---------- Data to use ----------

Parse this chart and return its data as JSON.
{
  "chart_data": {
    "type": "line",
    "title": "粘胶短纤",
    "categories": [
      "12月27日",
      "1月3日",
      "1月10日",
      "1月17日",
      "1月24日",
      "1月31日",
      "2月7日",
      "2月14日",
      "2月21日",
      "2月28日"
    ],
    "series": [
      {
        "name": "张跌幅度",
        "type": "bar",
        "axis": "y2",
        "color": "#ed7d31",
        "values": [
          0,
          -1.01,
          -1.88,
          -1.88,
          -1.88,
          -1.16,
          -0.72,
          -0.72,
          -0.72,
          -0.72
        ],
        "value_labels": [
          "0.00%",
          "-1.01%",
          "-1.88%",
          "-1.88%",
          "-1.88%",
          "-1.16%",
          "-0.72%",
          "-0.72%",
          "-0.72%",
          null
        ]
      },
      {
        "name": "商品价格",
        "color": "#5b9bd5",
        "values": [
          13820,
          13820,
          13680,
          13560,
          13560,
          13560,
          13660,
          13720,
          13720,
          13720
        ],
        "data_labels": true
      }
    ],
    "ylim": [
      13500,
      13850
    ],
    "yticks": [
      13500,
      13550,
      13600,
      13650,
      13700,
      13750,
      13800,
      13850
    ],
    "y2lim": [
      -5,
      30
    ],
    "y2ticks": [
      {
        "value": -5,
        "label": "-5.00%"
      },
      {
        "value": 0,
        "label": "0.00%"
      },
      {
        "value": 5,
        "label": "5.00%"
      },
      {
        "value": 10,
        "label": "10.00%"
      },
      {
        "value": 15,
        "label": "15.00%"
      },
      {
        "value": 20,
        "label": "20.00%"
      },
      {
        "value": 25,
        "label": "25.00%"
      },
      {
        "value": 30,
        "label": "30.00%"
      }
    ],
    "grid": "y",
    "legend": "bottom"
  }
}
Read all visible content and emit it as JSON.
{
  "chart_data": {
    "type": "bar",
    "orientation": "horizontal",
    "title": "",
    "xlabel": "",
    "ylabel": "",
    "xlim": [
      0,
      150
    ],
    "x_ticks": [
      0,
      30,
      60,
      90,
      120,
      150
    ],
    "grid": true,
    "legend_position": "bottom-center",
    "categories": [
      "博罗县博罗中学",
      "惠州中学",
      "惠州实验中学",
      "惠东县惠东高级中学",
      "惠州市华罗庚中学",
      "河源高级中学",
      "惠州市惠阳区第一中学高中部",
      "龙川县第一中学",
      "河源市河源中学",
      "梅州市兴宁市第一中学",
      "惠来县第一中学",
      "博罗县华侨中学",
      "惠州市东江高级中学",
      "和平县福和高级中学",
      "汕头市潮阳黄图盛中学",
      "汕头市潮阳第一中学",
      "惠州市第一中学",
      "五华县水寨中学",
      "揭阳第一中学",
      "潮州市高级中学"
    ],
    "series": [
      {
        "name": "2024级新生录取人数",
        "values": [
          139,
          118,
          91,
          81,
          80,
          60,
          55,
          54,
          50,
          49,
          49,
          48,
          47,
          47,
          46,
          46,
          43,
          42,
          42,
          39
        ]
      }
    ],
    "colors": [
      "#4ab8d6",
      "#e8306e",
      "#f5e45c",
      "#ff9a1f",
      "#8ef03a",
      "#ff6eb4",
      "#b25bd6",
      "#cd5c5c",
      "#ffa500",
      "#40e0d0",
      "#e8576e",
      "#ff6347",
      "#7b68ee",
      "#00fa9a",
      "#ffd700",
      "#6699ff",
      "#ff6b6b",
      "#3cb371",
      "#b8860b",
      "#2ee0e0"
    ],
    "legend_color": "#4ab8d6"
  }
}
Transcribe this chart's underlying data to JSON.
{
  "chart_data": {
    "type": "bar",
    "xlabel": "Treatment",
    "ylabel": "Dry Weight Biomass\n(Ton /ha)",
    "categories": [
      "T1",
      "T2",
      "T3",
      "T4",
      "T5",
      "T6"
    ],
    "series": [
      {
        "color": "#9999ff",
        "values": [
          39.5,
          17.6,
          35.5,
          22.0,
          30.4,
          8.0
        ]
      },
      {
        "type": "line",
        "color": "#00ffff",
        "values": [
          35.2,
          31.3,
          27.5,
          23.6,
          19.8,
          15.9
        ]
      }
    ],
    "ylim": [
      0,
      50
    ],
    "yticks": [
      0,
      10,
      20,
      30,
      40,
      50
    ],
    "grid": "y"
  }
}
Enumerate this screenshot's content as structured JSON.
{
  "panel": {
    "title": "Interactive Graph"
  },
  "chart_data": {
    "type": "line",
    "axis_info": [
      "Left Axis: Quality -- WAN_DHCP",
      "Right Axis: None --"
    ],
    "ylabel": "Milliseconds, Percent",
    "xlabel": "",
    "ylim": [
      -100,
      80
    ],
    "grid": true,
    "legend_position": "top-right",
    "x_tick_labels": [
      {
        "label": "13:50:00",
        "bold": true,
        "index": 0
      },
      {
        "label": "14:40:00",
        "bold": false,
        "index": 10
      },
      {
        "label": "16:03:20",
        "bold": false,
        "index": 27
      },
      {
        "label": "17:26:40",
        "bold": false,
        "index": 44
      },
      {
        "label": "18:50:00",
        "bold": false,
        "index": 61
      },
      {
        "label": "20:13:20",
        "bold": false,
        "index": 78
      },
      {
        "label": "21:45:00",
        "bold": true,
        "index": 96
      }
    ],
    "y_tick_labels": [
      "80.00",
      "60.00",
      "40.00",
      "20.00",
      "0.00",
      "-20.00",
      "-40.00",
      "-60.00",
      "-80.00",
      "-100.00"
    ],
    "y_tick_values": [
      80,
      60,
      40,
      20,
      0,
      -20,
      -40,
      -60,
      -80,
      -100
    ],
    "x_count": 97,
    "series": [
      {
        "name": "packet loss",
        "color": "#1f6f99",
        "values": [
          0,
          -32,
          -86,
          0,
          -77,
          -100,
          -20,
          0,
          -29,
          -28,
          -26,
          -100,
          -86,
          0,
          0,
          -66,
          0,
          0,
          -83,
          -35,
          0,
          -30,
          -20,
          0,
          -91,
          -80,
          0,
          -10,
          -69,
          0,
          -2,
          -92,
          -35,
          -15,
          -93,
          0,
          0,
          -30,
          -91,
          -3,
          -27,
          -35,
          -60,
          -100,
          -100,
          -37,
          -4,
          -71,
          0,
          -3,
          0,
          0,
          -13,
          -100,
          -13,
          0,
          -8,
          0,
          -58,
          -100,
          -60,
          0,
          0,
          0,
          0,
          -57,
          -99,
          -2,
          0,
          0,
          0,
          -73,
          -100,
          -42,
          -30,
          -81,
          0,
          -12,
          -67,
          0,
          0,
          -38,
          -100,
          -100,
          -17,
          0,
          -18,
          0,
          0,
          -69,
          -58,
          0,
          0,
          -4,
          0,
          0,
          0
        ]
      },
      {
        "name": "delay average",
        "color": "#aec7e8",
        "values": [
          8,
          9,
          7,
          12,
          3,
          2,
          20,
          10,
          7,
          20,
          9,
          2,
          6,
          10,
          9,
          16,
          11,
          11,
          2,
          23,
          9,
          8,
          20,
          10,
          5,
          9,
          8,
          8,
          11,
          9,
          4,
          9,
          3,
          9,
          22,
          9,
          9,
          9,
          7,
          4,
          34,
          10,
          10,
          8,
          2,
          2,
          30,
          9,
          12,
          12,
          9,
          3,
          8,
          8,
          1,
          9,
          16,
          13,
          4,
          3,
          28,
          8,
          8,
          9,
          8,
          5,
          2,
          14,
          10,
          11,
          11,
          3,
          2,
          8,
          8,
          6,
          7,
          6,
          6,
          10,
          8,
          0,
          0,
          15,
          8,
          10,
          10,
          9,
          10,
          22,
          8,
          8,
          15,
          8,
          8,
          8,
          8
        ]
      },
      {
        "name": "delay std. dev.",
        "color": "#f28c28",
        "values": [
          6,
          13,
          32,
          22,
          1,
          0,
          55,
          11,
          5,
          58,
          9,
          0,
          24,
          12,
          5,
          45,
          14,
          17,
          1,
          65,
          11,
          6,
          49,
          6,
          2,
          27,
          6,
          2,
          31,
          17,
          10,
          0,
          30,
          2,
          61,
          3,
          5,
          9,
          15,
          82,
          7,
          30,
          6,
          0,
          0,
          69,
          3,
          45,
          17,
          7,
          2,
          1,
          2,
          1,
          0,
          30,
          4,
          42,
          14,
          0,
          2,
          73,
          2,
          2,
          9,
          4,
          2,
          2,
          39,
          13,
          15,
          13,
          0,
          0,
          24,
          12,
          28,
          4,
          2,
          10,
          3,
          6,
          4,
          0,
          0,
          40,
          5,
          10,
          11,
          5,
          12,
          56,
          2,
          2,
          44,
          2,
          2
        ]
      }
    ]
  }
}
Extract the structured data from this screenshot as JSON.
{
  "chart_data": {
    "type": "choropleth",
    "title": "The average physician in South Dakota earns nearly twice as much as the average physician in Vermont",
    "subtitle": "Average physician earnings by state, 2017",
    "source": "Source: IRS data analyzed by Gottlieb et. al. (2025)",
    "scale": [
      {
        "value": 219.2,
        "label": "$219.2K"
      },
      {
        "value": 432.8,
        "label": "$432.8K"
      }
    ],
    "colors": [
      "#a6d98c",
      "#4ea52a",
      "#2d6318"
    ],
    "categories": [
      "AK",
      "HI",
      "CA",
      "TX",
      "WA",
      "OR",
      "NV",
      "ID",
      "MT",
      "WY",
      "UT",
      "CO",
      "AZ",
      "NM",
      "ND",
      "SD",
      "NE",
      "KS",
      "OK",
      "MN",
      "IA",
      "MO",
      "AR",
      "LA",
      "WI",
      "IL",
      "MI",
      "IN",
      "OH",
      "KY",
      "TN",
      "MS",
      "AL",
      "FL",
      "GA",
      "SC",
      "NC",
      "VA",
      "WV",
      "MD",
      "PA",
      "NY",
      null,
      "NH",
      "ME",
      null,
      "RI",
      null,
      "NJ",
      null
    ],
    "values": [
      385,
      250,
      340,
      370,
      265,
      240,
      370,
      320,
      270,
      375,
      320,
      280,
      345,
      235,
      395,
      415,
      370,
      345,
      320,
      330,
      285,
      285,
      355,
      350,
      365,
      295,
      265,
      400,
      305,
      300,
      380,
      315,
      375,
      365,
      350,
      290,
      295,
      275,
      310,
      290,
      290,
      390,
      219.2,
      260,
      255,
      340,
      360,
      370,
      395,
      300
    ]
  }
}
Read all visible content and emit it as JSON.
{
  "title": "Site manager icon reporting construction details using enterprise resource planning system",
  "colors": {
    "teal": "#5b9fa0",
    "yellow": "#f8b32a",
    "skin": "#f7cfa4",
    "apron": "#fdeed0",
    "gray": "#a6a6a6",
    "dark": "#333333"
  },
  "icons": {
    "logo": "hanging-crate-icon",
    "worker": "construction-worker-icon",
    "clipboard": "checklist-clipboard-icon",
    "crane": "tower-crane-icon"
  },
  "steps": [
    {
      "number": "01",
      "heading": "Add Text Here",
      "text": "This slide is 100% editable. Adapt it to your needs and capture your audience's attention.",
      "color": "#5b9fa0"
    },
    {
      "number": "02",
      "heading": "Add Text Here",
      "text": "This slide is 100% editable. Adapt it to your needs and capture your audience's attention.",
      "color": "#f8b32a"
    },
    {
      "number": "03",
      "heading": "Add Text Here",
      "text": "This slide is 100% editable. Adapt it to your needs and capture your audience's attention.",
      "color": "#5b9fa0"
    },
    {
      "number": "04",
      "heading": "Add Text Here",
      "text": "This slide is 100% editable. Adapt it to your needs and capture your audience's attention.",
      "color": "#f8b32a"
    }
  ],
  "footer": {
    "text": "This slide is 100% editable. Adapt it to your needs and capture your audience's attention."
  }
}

----------

Problem details
Gather all lines of the records that include the word "number".

Task output
      "number": "01",
      "number": "02",
      "number": "03",
      "number": "04",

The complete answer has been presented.